'''
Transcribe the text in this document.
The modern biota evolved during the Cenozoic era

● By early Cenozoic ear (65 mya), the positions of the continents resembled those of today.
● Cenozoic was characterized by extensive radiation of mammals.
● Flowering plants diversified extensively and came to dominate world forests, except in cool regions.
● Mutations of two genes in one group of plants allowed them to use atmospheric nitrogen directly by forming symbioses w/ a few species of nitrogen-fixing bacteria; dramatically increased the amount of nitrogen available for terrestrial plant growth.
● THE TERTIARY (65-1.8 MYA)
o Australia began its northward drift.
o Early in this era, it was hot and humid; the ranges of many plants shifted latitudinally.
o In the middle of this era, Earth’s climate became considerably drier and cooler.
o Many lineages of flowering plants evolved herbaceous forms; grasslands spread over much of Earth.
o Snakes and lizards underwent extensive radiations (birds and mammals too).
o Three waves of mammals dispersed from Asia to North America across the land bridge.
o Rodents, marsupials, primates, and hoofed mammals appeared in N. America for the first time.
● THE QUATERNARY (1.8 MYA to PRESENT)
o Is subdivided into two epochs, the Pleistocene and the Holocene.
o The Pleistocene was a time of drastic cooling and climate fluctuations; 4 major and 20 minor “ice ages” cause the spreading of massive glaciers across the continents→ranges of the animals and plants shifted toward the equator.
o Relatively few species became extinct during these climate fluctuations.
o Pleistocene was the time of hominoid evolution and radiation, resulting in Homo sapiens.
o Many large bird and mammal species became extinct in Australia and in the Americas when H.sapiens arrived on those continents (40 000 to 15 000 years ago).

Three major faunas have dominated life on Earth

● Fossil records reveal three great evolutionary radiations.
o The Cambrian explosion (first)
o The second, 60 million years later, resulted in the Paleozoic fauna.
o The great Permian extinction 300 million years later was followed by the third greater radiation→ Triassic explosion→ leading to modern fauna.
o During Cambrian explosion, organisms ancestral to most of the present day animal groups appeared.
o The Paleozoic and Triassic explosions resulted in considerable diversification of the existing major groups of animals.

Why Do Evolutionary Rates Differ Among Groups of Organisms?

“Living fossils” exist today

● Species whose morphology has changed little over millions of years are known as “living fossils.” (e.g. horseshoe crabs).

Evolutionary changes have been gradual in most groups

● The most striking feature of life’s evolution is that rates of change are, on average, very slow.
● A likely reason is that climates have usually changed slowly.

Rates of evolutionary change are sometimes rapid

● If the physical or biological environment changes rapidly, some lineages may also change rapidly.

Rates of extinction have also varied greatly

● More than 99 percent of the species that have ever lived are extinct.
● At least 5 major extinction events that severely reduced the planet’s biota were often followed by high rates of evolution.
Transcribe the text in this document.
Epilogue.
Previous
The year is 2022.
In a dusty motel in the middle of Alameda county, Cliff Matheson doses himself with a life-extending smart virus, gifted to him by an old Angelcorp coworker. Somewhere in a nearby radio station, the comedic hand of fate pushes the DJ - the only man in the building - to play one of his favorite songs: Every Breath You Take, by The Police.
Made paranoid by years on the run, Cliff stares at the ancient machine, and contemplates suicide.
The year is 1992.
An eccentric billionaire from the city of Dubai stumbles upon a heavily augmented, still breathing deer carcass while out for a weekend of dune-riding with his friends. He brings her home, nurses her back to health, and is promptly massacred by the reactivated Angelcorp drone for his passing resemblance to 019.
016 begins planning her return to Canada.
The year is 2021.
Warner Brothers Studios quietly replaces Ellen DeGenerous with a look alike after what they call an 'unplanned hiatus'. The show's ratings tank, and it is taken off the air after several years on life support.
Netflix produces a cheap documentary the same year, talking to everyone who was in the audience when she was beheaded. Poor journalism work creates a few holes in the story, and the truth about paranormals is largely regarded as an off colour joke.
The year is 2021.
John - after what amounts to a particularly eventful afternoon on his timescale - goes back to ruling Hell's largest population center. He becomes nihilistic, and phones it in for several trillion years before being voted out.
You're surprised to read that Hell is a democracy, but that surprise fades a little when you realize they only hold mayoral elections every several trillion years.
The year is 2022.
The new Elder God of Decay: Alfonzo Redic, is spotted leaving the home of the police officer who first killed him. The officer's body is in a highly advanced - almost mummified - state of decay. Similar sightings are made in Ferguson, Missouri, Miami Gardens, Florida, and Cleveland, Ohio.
'''
_Work to be completed_
Go through the material above and copy each line that has the word "modern".

_Output of the exercise_
The modern biota evolved during the Cenozoic era
o The great Permian extinction 300 million years later was followed by the third greater radiation→ Triassic explosion→ leading to modern fauna.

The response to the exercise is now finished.